• [WHAT TO WORK ON]
Scan the entries below for the word "pharmacy", then copy each line that holds it.
LISTED ENTRIES START
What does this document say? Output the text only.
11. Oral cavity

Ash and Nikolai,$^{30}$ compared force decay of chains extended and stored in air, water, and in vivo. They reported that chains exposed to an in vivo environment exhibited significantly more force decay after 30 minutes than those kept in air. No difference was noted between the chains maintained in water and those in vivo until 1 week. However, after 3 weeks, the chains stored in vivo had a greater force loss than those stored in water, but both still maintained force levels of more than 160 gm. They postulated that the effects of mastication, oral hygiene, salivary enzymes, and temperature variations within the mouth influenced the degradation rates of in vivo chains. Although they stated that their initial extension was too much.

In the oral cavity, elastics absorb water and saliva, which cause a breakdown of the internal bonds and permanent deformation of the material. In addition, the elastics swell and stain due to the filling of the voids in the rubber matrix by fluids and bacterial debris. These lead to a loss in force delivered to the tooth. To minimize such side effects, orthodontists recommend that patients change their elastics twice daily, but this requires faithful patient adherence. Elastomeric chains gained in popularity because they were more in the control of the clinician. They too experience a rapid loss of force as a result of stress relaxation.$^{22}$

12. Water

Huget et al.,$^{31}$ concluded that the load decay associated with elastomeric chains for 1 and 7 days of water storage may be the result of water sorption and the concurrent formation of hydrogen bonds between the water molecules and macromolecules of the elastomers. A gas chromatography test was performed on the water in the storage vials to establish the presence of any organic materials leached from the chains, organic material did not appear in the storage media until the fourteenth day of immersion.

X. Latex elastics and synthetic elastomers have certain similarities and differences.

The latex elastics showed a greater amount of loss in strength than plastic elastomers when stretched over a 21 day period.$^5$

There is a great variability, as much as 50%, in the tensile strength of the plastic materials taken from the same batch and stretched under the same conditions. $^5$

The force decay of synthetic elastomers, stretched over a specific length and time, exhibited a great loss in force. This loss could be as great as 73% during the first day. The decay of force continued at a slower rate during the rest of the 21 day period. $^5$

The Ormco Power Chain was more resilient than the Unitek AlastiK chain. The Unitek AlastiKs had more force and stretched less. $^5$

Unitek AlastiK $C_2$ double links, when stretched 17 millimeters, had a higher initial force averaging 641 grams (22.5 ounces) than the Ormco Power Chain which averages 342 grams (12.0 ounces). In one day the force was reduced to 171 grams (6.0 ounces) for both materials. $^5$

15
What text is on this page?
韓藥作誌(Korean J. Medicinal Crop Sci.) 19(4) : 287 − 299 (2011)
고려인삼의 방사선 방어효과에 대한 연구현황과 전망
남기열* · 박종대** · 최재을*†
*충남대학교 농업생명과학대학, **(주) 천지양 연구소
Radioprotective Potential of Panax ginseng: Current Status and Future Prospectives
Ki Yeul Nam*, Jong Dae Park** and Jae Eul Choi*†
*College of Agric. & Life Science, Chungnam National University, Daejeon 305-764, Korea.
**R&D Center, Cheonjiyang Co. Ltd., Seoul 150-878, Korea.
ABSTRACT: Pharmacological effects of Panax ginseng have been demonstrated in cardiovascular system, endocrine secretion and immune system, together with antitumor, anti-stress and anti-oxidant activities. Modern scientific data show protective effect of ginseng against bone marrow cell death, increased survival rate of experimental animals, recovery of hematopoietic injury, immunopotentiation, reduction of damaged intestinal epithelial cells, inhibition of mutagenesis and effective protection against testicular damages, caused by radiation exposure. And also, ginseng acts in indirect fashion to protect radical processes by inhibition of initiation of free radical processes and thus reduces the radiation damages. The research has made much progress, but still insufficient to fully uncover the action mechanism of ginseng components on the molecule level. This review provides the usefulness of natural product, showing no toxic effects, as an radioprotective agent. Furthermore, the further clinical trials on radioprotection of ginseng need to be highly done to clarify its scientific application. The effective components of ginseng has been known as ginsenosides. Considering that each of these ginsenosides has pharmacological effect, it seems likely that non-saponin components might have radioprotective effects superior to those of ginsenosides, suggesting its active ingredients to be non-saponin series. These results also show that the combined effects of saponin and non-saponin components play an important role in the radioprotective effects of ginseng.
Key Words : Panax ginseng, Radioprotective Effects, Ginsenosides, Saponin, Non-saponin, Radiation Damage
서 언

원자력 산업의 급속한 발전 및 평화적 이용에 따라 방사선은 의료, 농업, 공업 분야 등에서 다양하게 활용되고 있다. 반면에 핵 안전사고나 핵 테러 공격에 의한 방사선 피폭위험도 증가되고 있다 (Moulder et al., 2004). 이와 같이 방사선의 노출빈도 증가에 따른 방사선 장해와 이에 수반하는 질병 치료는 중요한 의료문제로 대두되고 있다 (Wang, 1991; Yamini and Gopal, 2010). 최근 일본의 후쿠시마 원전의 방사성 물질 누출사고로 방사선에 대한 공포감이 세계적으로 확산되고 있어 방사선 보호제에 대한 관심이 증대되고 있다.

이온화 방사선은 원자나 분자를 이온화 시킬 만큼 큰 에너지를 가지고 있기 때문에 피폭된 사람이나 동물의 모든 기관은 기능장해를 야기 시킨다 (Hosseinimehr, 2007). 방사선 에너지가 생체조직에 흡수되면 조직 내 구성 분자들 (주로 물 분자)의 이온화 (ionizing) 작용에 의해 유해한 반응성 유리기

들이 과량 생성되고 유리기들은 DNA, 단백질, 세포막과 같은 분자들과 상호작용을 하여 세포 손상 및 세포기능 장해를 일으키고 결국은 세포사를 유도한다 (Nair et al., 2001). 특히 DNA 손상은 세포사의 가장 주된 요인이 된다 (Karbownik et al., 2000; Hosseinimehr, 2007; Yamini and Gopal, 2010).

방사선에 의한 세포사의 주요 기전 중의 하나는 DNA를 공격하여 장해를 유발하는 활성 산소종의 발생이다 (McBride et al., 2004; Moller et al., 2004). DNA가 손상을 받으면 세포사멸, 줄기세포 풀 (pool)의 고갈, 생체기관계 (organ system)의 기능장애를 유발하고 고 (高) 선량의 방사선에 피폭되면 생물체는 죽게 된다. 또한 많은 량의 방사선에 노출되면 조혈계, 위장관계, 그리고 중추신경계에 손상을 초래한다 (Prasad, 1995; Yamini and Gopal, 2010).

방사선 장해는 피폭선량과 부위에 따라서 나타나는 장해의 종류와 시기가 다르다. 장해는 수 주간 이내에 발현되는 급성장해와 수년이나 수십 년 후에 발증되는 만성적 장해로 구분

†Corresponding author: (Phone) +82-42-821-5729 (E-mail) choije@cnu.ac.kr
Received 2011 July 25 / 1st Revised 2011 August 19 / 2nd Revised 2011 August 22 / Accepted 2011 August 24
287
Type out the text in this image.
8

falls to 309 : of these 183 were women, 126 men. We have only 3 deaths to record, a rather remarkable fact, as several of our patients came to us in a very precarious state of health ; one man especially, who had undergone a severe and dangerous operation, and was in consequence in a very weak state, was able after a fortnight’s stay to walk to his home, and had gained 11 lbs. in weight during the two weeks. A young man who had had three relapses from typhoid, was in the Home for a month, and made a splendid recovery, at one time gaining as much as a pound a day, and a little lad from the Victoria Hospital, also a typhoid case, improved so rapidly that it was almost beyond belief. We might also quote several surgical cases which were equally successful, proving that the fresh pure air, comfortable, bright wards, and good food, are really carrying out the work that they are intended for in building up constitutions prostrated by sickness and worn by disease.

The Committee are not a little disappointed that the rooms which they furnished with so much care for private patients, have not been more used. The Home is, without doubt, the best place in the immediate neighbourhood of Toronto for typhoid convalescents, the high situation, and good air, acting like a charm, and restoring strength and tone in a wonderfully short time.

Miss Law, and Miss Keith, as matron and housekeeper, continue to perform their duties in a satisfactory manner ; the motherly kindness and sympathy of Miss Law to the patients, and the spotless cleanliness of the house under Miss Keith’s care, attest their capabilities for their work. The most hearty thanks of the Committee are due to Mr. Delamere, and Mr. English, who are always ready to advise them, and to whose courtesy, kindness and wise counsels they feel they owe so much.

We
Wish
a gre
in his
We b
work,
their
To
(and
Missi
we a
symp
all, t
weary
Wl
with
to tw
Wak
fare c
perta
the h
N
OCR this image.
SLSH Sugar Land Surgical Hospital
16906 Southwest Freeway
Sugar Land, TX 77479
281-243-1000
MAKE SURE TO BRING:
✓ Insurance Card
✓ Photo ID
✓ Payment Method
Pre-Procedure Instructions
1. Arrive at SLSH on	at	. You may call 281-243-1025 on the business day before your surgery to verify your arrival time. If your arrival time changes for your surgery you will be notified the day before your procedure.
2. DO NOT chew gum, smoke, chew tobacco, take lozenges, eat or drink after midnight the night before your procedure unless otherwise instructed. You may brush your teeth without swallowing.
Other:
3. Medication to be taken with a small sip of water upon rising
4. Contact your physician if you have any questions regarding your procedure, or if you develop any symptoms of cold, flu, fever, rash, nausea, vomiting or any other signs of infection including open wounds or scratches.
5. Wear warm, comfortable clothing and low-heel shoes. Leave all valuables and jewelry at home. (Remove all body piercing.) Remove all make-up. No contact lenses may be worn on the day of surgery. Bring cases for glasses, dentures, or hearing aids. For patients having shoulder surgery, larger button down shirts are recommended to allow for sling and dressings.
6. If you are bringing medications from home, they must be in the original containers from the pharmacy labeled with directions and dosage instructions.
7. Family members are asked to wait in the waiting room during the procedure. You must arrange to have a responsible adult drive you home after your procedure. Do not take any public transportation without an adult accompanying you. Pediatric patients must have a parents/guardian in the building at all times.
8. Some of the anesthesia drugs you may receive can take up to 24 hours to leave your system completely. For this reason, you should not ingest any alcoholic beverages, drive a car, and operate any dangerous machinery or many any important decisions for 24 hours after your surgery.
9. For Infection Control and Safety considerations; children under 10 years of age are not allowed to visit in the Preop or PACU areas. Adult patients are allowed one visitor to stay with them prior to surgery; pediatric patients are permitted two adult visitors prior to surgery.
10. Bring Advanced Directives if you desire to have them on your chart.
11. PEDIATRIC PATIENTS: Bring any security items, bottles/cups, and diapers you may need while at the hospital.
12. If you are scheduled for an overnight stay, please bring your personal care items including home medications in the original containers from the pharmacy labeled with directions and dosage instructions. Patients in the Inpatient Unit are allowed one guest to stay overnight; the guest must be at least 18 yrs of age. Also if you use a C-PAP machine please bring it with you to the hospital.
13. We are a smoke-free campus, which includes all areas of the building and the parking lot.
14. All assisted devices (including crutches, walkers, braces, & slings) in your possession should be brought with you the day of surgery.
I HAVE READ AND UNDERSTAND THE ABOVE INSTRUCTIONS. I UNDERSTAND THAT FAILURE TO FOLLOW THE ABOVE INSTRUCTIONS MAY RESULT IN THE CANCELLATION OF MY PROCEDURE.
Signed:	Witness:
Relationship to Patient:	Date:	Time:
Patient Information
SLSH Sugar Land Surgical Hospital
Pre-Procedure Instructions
LISTED ENTRIES END
• [TASK ANSWER]
6. If you are bringing medications from home, they must be in the original containers from the pharmacy labeled with directions and dosage instructions.
12. If you are scheduled for an overnight stay, please bring your personal care items including home medications in the original containers from the pharmacy labeled with directions and dosage instructions. Patients in the Inpatient Unit are allowed one guest to stay overnight; the guest must be at least 18 yrs of age. Also if you use a C-PAP machine please bring it with you to the hospital.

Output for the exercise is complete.